WHAT YOU NEED TO DO: Print, exactly and completely, every entry in the data.

## START

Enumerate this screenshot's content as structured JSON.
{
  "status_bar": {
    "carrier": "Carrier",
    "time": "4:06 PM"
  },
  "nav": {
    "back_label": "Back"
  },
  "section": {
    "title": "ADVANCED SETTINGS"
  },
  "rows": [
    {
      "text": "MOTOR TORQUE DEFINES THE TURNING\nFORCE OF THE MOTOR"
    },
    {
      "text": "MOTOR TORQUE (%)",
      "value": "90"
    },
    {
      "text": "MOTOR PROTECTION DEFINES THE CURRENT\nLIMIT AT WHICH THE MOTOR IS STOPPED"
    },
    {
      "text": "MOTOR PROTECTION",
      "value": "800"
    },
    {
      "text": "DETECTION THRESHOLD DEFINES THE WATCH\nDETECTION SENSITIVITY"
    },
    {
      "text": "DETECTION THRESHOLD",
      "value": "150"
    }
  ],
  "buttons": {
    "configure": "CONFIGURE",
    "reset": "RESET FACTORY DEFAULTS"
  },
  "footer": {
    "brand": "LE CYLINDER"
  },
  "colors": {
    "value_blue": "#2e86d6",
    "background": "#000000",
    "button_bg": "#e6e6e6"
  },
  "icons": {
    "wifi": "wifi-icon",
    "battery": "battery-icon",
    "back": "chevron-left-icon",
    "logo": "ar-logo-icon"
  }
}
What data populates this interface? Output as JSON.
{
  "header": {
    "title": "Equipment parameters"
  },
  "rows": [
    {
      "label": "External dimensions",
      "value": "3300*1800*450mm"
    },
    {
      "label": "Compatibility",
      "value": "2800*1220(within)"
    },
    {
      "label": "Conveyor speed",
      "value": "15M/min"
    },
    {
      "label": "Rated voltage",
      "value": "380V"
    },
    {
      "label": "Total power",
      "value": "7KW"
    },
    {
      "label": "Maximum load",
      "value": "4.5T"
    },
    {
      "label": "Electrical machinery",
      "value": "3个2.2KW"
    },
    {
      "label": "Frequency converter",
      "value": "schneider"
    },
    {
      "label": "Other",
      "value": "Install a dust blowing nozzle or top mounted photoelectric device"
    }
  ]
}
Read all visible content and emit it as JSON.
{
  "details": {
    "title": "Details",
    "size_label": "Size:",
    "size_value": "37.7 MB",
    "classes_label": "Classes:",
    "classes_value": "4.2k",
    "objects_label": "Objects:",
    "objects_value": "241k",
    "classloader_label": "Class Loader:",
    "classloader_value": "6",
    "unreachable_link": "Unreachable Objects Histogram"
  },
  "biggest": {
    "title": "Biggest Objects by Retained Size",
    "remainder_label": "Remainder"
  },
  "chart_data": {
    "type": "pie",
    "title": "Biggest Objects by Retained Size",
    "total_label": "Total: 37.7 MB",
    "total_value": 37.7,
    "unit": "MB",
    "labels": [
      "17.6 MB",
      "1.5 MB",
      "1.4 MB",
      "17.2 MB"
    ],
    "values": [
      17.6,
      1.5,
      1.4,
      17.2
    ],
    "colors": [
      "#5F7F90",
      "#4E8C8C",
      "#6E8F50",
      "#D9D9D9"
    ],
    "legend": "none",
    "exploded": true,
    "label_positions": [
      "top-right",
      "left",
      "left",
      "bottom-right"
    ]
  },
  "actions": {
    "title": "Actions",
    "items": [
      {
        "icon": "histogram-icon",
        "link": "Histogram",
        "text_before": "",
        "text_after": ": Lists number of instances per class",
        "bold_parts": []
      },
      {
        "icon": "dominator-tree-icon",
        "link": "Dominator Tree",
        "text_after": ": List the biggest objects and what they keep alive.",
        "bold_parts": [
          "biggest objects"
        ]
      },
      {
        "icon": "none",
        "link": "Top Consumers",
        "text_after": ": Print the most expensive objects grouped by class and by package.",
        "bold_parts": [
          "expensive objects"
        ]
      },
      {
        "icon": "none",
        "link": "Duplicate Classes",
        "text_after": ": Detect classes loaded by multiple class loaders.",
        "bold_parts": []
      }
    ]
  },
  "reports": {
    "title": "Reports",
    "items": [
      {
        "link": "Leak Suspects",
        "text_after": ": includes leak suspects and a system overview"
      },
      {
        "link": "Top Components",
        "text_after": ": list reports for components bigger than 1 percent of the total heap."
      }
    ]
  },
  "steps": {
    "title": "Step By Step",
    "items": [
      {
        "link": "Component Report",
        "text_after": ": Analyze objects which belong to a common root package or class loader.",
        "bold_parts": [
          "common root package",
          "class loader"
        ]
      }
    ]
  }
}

## END

TASK RESULT:
Enumerate this screenshot's content as structured JSON.
{
  "status_bar": {
    "carrier": "Carrier",
    "time": "4:06 PM"
  },
  "nav": {
    "back_label": "Back"
  },
  "section": {
    "title": "ADVANCED SETTINGS"
  },
  "rows": [
    {
      "text": "MOTOR TORQUE DEFINES THE TURNING\nFORCE OF THE MOTOR"
    },
    {
      "text": "MOTOR TORQUE (%)",
      "value": "90"
    },
    {
      "text": "MOTOR PROTECTION DEFINES THE CURRENT\nLIMIT AT WHICH THE MOTOR IS STOPPED"
    },
    {
      "text": "MOTOR PROTECTION",
      "value": "800"
    },
    {
      "text": "DETECTION THRESHOLD DEFINES THE WATCH\nDETECTION SENSITIVITY"
    },
    {
      "text": "DETECTION THRESHOLD",
      "value": "150"
    }
  ],
  "buttons": {
    "configure": "CONFIGURE",
    "reset": "RESET FACTORY DEFAULTS"
  },
  "footer": {
    "brand": "LE CYLINDER"
  },
  "colors": {
    "value_blue": "#2e86d6",
    "background": "#000000",
    "button_bg": "#e6e6e6"
  },
  "icons": {
    "wifi": "wifi-icon",
    "battery": "battery-icon",
    "back": "chevron-left-icon",
    "logo": "ar-logo-icon"
  }
}
What data populates this interface? Output as JSON.
{
  "header": {
    "title": "Equipment parameters"
  },
  "rows": [
    {
      "label": "External dimensions",
      "value": "3300*1800*450mm"
    },
    {
      "label": "Compatibility",
      "value": "2800*1220(within)"
    },
    {
      "label": "Conveyor speed",
      "value": "15M/min"
    },
    {
      "label": "Rated voltage",
      "value": "380V"
    },
    {
      "label": "Total power",
      "value": "7KW"
    },
    {
      "label": "Maximum load",
      "value": "4.5T"
    },
    {
      "label": "Electrical machinery",
      "value": "3个2.2KW"
    },
    {
      "label": "Frequency converter",
      "value": "schneider"
    },
    {
      "label": "Other",
      "value": "Install a dust blowing nozzle or top mounted photoelectric device"
    }
  ]
}
Read all visible content and emit it as JSON.
{
  "details": {
    "title": "Details",
    "size_label": "Size:",
    "size_value": "37.7 MB",
    "classes_label": "Classes:",
    "classes_value": "4.2k",
    "objects_label": "Objects:",
    "objects_value": "241k",
    "classloader_label": "Class Loader:",
    "classloader_value": "6",
    "unreachable_link": "Unreachable Objects Histogram"
  },
  "biggest": {
    "title": "Biggest Objects by Retained Size",
    "remainder_label": "Remainder"
  },
  "chart_data": {
    "type": "pie",
    "title": "Biggest Objects by Retained Size",
    "total_label": "Total: 37.7 MB",
    "total_value": 37.7,
    "unit": "MB",
    "labels": [
      "17.6 MB",
      "1.5 MB",
      "1.4 MB",
      "17.2 MB"
    ],
    "values": [
      17.6,
      1.5,
      1.4,
      17.2
    ],
    "colors": [
      "#5F7F90",
      "#4E8C8C",
      "#6E8F50",
      "#D9D9D9"
    ],
    "legend": "none",
    "exploded": true,
    "label_positions": [
      "top-right",
      "left",
      "left",
      "bottom-right"
    ]
  },
  "actions": {
    "title": "Actions",
    "items": [
      {
        "icon": "histogram-icon",
        "link": "Histogram",
        "text_before": "",
        "text_after": ": Lists number of instances per class",
        "bold_parts": []
      },
      {
        "icon": "dominator-tree-icon",
        "link": "Dominator Tree",
        "text_after": ": List the biggest objects and what they keep alive.",
        "bold_parts": [
          "biggest objects"
        ]
      },
      {
        "icon": "none",
        "link": "Top Consumers",
        "text_after": ": Print the most expensive objects grouped by class and by package.",
        "bold_parts": [
          "expensive objects"
        ]
      },
      {
        "icon": "none",
        "link": "Duplicate Classes",
        "text_after": ": Detect classes loaded by multiple class loaders.",
        "bold_parts": []
      }
    ]
  },
  "reports": {
    "title": "Reports",
    "items": [
      {
        "link": "Leak Suspects",
        "text_after": ": includes leak suspects and a system overview"
      },
      {
        "link": "Top Components",
        "text_after": ": list reports for components bigger than 1 percent of the total heap."
      }
    ]
  },
  "steps": {
    "title": "Step By Step",
    "items": [
      {
        "link": "Component Report",
        "text_after": ": Analyze objects which belong to a common root package or class loader.",
        "bold_parts": [
          "common root package",
          "class loader"
        ]
      }
    ]
  }
}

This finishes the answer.